◆ **TASK OBJECTIVE**:
Print verbatim the items from the first line through the line containing "391, 212, 403]", with both of those lines included.

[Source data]
——

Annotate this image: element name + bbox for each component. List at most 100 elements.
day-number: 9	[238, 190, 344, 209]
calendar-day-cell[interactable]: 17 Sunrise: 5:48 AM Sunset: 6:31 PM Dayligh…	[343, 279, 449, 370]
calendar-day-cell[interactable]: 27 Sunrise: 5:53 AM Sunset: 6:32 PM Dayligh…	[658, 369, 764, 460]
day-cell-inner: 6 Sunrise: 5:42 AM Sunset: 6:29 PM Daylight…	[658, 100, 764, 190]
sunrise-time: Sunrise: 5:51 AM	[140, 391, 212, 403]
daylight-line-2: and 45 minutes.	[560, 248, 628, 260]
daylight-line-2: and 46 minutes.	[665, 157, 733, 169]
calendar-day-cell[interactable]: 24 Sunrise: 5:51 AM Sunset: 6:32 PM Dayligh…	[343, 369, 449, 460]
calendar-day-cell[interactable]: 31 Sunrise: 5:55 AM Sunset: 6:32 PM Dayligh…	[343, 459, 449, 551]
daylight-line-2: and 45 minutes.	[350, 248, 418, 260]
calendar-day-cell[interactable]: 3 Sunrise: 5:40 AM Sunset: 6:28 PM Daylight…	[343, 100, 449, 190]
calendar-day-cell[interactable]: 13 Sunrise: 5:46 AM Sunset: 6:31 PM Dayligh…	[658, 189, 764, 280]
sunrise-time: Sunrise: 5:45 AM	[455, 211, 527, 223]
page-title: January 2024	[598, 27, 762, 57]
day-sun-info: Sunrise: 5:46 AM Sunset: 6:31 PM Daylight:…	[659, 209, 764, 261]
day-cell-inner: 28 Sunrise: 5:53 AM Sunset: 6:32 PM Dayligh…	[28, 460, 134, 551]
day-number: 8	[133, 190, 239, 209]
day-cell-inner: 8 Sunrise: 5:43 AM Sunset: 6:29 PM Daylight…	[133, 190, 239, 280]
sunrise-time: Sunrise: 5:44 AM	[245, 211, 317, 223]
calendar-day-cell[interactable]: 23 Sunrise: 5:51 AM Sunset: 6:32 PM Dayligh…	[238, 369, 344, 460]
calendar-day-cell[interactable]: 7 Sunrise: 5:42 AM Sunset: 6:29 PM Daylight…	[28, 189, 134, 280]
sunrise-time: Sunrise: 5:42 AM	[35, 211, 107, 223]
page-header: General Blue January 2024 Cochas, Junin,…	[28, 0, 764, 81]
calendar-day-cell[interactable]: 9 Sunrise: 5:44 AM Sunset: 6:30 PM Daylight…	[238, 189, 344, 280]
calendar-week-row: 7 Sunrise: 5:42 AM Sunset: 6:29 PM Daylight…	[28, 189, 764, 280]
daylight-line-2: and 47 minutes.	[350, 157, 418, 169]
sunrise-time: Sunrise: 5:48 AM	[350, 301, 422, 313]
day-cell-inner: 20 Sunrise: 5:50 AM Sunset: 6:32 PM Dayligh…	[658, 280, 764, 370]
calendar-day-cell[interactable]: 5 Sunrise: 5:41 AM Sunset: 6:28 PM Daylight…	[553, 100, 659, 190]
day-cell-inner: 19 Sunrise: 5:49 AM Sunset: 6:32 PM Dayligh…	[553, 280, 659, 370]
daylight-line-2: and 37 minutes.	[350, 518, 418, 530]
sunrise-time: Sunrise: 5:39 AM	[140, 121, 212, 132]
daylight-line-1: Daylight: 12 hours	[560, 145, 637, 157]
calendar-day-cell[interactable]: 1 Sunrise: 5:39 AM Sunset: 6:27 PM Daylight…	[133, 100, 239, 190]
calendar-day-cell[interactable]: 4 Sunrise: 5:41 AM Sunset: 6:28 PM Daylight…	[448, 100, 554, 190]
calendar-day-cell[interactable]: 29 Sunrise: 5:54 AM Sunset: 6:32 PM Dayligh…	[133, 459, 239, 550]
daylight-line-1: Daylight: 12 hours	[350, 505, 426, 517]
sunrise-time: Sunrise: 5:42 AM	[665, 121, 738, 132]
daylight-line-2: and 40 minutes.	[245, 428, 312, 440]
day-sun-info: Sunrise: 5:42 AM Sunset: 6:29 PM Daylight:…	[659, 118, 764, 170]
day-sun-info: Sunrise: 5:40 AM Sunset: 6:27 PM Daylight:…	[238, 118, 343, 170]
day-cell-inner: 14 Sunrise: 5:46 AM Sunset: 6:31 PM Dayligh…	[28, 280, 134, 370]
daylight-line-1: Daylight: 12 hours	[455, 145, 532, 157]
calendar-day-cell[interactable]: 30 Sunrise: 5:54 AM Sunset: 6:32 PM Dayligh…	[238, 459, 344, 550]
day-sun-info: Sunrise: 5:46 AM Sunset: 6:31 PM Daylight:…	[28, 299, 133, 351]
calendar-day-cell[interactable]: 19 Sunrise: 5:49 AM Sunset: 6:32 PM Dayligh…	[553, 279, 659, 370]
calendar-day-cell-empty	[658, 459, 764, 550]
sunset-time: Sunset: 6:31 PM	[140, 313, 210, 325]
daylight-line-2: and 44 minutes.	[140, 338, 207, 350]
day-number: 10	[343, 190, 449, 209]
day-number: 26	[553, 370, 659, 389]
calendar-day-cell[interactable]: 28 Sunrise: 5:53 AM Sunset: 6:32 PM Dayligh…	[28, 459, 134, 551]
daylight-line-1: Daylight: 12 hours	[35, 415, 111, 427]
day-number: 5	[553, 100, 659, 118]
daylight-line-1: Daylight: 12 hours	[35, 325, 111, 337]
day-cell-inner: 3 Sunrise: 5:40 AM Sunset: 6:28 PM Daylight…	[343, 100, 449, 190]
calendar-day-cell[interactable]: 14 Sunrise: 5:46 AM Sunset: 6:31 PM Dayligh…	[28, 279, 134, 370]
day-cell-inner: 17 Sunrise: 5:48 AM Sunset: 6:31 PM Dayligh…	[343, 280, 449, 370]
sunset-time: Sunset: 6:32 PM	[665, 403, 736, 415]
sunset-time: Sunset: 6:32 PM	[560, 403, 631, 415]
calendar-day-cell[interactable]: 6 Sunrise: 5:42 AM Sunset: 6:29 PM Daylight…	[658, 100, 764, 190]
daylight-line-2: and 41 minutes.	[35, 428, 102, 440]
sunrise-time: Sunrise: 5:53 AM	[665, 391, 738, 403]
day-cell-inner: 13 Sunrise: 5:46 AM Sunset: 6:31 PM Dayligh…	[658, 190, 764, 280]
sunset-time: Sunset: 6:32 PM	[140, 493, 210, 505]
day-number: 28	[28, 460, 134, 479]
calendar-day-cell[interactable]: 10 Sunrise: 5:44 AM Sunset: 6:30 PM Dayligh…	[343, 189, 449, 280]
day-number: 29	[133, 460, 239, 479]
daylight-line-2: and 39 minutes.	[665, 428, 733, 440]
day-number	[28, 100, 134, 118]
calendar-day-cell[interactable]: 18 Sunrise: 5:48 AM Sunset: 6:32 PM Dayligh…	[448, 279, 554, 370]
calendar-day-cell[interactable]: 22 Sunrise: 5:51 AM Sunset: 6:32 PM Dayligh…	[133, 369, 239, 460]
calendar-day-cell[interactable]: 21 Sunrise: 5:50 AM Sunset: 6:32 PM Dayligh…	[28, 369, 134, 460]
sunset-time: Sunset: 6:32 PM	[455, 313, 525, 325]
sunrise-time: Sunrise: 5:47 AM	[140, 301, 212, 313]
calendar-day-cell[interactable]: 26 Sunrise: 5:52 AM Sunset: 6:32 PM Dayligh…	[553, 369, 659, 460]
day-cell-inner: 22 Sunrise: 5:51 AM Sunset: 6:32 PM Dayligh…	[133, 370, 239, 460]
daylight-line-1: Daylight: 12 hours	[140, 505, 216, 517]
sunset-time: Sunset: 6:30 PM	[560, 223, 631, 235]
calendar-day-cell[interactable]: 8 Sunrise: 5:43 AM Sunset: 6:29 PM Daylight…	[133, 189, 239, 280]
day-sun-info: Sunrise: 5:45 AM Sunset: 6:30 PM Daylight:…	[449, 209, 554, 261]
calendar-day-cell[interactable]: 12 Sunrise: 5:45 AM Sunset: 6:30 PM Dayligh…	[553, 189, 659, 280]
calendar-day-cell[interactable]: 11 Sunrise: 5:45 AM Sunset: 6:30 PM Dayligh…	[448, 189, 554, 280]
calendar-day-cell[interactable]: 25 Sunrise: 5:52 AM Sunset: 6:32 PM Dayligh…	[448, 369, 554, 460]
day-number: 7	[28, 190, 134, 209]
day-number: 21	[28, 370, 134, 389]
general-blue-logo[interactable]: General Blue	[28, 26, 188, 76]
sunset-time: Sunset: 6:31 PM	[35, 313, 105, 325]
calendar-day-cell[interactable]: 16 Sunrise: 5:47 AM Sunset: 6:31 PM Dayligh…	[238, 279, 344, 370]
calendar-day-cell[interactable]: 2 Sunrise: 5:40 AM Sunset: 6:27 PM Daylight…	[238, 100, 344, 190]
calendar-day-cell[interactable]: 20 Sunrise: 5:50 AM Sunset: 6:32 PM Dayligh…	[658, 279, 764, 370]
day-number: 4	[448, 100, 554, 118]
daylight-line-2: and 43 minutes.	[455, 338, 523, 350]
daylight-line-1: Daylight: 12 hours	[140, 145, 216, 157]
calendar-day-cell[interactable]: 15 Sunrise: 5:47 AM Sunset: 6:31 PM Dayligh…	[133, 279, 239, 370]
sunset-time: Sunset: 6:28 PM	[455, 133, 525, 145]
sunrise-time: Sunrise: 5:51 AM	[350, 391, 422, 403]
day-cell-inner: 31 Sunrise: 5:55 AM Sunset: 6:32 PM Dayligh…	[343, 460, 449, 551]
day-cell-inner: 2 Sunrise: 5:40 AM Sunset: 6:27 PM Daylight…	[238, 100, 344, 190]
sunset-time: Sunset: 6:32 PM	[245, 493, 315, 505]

——

◆ **SOLUTION TO THE EXERCISE**:
Annotate this image: element name + bbox for each component. List at most 100 elements.
day-number: 9	[238, 190, 344, 209]
calendar-day-cell[interactable]: 17 Sunrise: 5:48 AM Sunset: 6:31 PM Dayligh…	[343, 279, 449, 370]
calendar-day-cell[interactable]: 27 Sunrise: 5:53 AM Sunset: 6:32 PM Dayligh…	[658, 369, 764, 460]
day-cell-inner: 6 Sunrise: 5:42 AM Sunset: 6:29 PM Daylight…	[658, 100, 764, 190]
sunrise-time: Sunrise: 5:51 AM	[140, 391, 212, 403]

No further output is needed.